From the listing below, extract each entry exactly as written, minus the images.

[Records that describe figures]
○ ○ ○ ○
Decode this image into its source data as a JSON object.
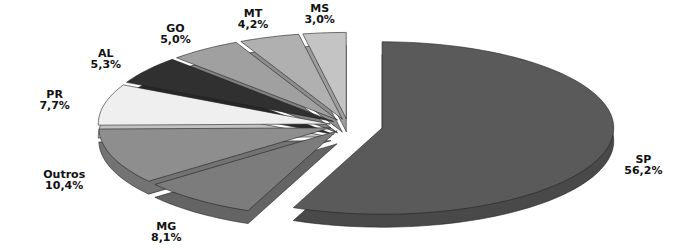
{
  "chart_data": {
    "type": "pie",
    "categories": [
      "SP",
      "MG",
      "Outros",
      "PR",
      "AL",
      "GO",
      "MT",
      "MS"
    ],
    "values": [
      56.2,
      8.1,
      10.4,
      7.7,
      5.3,
      5.0,
      4.2,
      3.0
    ],
    "value_labels": [
      "56,2%",
      "8,1%",
      "10,4%",
      "7,7%",
      "5,3%",
      "5,0%",
      "4,2%",
      "3,0%"
    ],
    "colors": [
      "#5a5a5a",
      "#7c7c7c",
      "#8e8e8e",
      "#efefef",
      "#303030",
      "#a0a0a0",
      "#b0b0b0",
      "#c4c4c4"
    ],
    "data_labels": true,
    "tick_labels": false
  }
}
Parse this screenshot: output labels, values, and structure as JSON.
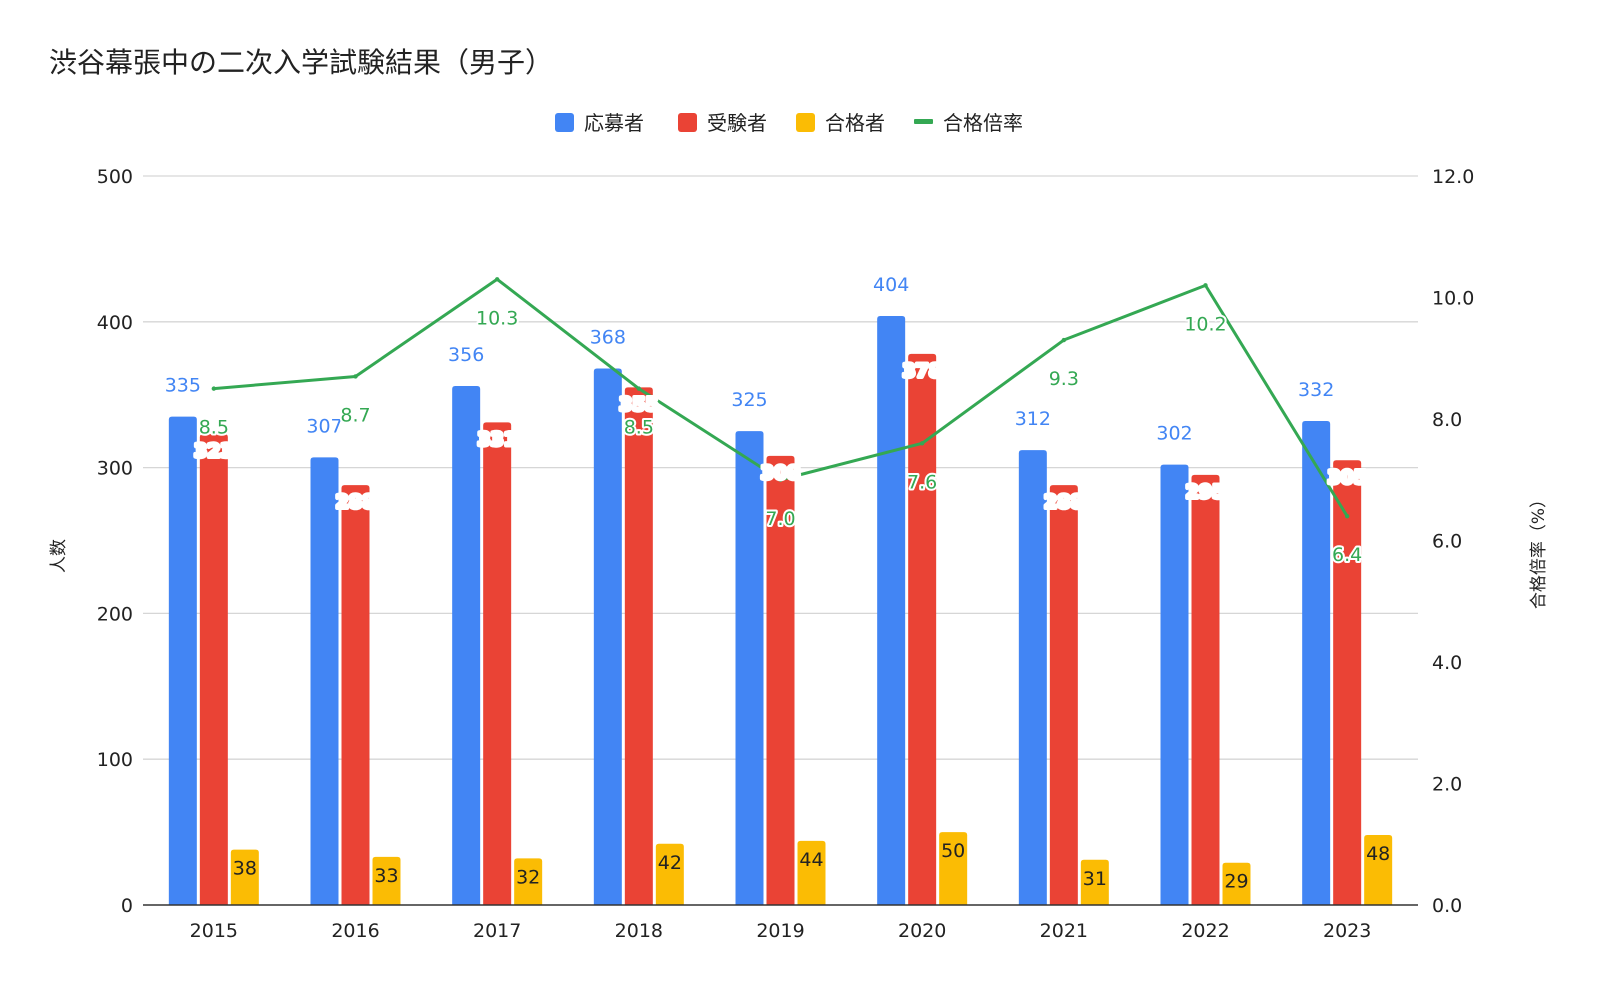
{
  "chart_data": {
    "type": "bar",
    "title": "渋谷幕張中の二次入学試験結果（男子）",
    "categories": [
      "2015",
      "2016",
      "2017",
      "2018",
      "2019",
      "2020",
      "2021",
      "2022",
      "2023"
    ],
    "series": [
      {
        "name": "応募者",
        "type": "bar",
        "axis": "left",
        "color": "#4285f4",
        "label_color": "#4285f4",
        "values": [
          335,
          307,
          356,
          368,
          325,
          404,
          312,
          302,
          332
        ]
      },
      {
        "name": "受験者",
        "type": "bar",
        "axis": "left",
        "color": "#ea4335",
        "label_color": "#ffffff",
        "values": [
          323,
          288,
          331,
          355,
          308,
          378,
          288,
          295,
          305
        ]
      },
      {
        "name": "合格者",
        "type": "bar",
        "axis": "left",
        "color": "#fbbc04",
        "label_color": "#222222",
        "values": [
          38,
          33,
          32,
          42,
          44,
          50,
          31,
          29,
          48
        ]
      },
      {
        "name": "合格倍率",
        "type": "line",
        "axis": "right",
        "color": "#34a853",
        "label_color": "#34a853",
        "values": [
          8.5,
          8.7,
          10.3,
          8.5,
          7.0,
          7.6,
          9.3,
          10.2,
          6.4
        ]
      }
    ],
    "ylabel": "人数",
    "ylabel_right": "合格倍率（%）",
    "ylim": [
      0,
      500
    ],
    "ylim_right": [
      0,
      12
    ],
    "yticks": [
      "0",
      "100",
      "200",
      "300",
      "400",
      "500"
    ],
    "yticks_right": [
      "0.0",
      "2.0",
      "4.0",
      "6.0",
      "8.0",
      "10.0",
      "12.0"
    ],
    "legend": "top-center",
    "grid": true
  }
}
○ ○ ○ ○
> [EXERCISE OUTPUT]:
Decode this image into its source data as a JSON object.
{
  "chart_data": {
    "type": "pie",
    "categories": [
      "SP",
      "MG",
      "Outros",
      "PR",
      "AL",
      "GO",
      "MT",
      "MS"
    ],
    "values": [
      56.2,
      8.1,
      10.4,
      7.7,
      5.3,
      5.0,
      4.2,
      3.0
    ],
    "value_labels": [
      "56,2%",
      "8,1%",
      "10,4%",
      "7,7%",
      "5,3%",
      "5,0%",
      "4,2%",
      "3,0%"
    ],
    "colors": [
      "#5a5a5a",
      "#7c7c7c",
      "#8e8e8e",
      "#efefef",
      "#303030",
      "#a0a0a0",
      "#b0b0b0",
      "#c4c4c4"
    ],
    "data_labels": true,
    "tick_labels": false
  }
}
Parse this screenshot: output labels, values, and structure as JSON.
{
  "chart_data": {
    "type": "bar",
    "title": "渋谷幕張中の二次入学試験結果（男子）",
    "categories": [
      "2015",
      "2016",
      "2017",
      "2018",
      "2019",
      "2020",
      "2021",
      "2022",
      "2023"
    ],
    "series": [
      {
        "name": "応募者",
        "type": "bar",
        "axis": "left",
        "color": "#4285f4",
        "label_color": "#4285f4",
        "values": [
          335,
          307,
          356,
          368,
          325,
          404,
          312,
          302,
          332
        ]
      },
      {
        "name": "受験者",
        "type": "bar",
        "axis": "left",
        "color": "#ea4335",
        "label_color": "#ffffff",
        "values": [
          323,
          288,
          331,
          355,
          308,
          378,
          288,
          295,
          305
        ]
      },
      {
        "name": "合格者",
        "type": "bar",
        "axis": "left",
        "color": "#fbbc04",
        "label_color": "#222222",
        "values": [
          38,
          33,
          32,
          42,
          44,
          50,
          31,
          29,
          48
        ]
      },
      {
        "name": "合格倍率",
        "type": "line",
        "axis": "right",
        "color": "#34a853",
        "label_color": "#34a853",
        "values": [
          8.5,
          8.7,
          10.3,
          8.5,
          7.0,
          7.6,
          9.3,
          10.2,
          6.4
        ]
      }
    ],
    "ylabel": "人数",
    "ylabel_right": "合格倍率（%）",
    "ylim": [
      0,
      500
    ],
    "ylim_right": [
      0,
      12
    ],
    "yticks": [
      "0",
      "100",
      "200",
      "300",
      "400",
      "500"
    ],
    "yticks_right": [
      "0.0",
      "2.0",
      "4.0",
      "6.0",
      "8.0",
      "10.0",
      "12.0"
    ],
    "legend": "top-center",
    "grid": true
  }
}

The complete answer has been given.